EXERCISE REQUIREMENTS :: Print all entries word for word.

[Recorded data]
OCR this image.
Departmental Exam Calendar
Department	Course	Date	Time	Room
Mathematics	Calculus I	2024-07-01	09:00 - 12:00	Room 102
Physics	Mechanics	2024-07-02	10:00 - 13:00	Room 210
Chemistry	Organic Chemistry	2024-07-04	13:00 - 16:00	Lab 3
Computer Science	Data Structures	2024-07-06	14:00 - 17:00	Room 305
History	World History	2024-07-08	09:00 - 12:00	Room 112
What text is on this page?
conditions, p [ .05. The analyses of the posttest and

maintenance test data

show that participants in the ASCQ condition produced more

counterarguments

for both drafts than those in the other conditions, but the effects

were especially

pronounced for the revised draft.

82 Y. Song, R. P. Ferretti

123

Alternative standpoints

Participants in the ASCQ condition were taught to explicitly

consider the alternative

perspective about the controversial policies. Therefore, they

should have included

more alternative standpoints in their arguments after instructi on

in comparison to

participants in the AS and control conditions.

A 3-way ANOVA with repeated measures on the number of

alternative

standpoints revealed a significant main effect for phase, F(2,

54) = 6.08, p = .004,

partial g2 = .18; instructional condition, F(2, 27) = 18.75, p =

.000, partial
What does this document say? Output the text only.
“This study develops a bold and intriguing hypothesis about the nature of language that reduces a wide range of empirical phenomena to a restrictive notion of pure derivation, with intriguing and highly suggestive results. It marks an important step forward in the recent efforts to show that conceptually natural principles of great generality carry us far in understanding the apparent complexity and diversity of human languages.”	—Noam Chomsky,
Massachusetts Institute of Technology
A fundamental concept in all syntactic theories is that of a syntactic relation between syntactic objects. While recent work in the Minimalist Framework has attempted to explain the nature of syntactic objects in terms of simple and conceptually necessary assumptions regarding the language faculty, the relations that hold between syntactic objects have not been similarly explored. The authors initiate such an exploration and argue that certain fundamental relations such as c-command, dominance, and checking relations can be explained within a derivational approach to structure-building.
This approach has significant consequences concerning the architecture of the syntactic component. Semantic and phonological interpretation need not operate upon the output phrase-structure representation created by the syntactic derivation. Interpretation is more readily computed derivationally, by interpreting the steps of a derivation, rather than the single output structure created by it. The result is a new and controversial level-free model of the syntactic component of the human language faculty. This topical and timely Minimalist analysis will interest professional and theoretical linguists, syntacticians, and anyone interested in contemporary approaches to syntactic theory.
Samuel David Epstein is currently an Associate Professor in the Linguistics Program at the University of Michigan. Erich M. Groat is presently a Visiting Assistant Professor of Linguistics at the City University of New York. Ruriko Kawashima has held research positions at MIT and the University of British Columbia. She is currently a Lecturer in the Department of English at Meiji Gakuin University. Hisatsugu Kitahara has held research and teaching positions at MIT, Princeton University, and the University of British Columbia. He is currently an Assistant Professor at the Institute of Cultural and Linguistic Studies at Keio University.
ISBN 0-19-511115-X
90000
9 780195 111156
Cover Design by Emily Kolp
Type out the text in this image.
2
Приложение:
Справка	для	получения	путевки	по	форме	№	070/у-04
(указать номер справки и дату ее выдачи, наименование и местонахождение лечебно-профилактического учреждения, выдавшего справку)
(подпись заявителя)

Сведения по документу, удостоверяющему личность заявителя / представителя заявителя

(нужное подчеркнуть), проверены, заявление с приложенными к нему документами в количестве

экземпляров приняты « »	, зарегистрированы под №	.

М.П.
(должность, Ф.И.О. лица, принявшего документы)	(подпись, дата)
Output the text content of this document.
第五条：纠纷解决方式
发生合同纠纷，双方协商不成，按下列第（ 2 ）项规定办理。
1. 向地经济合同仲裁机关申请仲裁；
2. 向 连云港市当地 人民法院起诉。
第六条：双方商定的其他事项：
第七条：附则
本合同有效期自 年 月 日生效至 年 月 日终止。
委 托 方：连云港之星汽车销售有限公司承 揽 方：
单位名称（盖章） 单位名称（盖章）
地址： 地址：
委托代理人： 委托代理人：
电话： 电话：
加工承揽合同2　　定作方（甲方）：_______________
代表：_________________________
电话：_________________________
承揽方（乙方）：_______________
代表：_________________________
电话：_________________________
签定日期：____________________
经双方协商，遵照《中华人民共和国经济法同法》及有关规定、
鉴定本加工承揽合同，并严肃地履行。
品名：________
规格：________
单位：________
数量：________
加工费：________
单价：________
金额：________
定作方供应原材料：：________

WRITTEN ANSWER ::
OCR this image.
Departmental Exam Calendar
Department	Course	Date	Time	Room
Mathematics	Calculus I	2024-07-01	09:00 - 12:00	Room 102
Physics	Mechanics	2024-07-02	10:00 - 13:00	Room 210
Chemistry	Organic Chemistry	2024-07-04	13:00 - 16:00	Lab 3
Computer Science	Data Structures	2024-07-06	14:00 - 17:00	Room 305
History	World History	2024-07-08	09:00 - 12:00	Room 112
What text is on this page?
conditions, p [ .05. The analyses of the posttest and

maintenance test data

show that participants in the ASCQ condition produced more

counterarguments

for both drafts than those in the other conditions, but the effects

were especially

pronounced for the revised draft.

82 Y. Song, R. P. Ferretti

123

Alternative standpoints

Participants in the ASCQ condition were taught to explicitly

consider the alternative

perspective about the controversial policies. Therefore, they

should have included

more alternative standpoints in their arguments after instructi on

in comparison to

participants in the AS and control conditions.

A 3-way ANOVA with repeated measures on the number of

alternative

standpoints revealed a significant main effect for phase, F(2,

54) = 6.08, p = .004,

partial g2 = .18; instructional condition, F(2, 27) = 18.75, p =

.000, partial
What does this document say? Output the text only.
“This study develops a bold and intriguing hypothesis about the nature of language that reduces a wide range of empirical phenomena to a restrictive notion of pure derivation, with intriguing and highly suggestive results. It marks an important step forward in the recent efforts to show that conceptually natural principles of great generality carry us far in understanding the apparent complexity and diversity of human languages.”	—Noam Chomsky,
Massachusetts Institute of Technology
A fundamental concept in all syntactic theories is that of a syntactic relation between syntactic objects. While recent work in the Minimalist Framework has attempted to explain the nature of syntactic objects in terms of simple and conceptually necessary assumptions regarding the language faculty, the relations that hold between syntactic objects have not been similarly explored. The authors initiate such an exploration and argue that certain fundamental relations such as c-command, dominance, and checking relations can be explained within a derivational approach to structure-building.
This approach has significant consequences concerning the architecture of the syntactic component. Semantic and phonological interpretation need not operate upon the output phrase-structure representation created by the syntactic derivation. Interpretation is more readily computed derivationally, by interpreting the steps of a derivation, rather than the single output structure created by it. The result is a new and controversial level-free model of the syntactic component of the human language faculty. This topical and timely Minimalist analysis will interest professional and theoretical linguists, syntacticians, and anyone interested in contemporary approaches to syntactic theory.
Samuel David Epstein is currently an Associate Professor in the Linguistics Program at the University of Michigan. Erich M. Groat is presently a Visiting Assistant Professor of Linguistics at the City University of New York. Ruriko Kawashima has held research positions at MIT and the University of British Columbia. She is currently a Lecturer in the Department of English at Meiji Gakuin University. Hisatsugu Kitahara has held research and teaching positions at MIT, Princeton University, and the University of British Columbia. He is currently an Assistant Professor at the Institute of Cultural and Linguistic Studies at Keio University.
ISBN 0-19-511115-X
90000
9 780195 111156
Cover Design by Emily Kolp
Type out the text in this image.
2
Приложение:
Справка	для	получения	путевки	по	форме	№	070/у-04
(указать номер справки и дату ее выдачи, наименование и местонахождение лечебно-профилактического учреждения, выдавшего справку)
(подпись заявителя)

Сведения по документу, удостоверяющему личность заявителя / представителя заявителя

(нужное подчеркнуть), проверены, заявление с приложенными к нему документами в количестве

экземпляров приняты « »	, зарегистрированы под №	.

М.П.
(должность, Ф.И.О. лица, принявшего документы)	(подпись, дата)
Output the text content of this document.
第五条：纠纷解决方式
发生合同纠纷，双方协商不成，按下列第（ 2 ）项规定办理。
1. 向地经济合同仲裁机关申请仲裁；
2. 向 连云港市当地 人民法院起诉。
第六条：双方商定的其他事项：
第七条：附则
本合同有效期自 年 月 日生效至 年 月 日终止。
委 托 方：连云港之星汽车销售有限公司承 揽 方：
单位名称（盖章） 单位名称（盖章）
地址： 地址：
委托代理人： 委托代理人：
电话： 电话：
加工承揽合同2　　定作方（甲方）：_______________
代表：_________________________
电话：_________________________
承揽方（乙方）：_______________
代表：_________________________
电话：_________________________
签定日期：____________________
经双方协商，遵照《中华人民共和国经济法同法》及有关规定、
鉴定本加工承揽合同，并严肃地履行。
品名：________
规格：________
单位：________
数量：________
加工费：________
单价：________
金额：________
定作方供应原材料：：________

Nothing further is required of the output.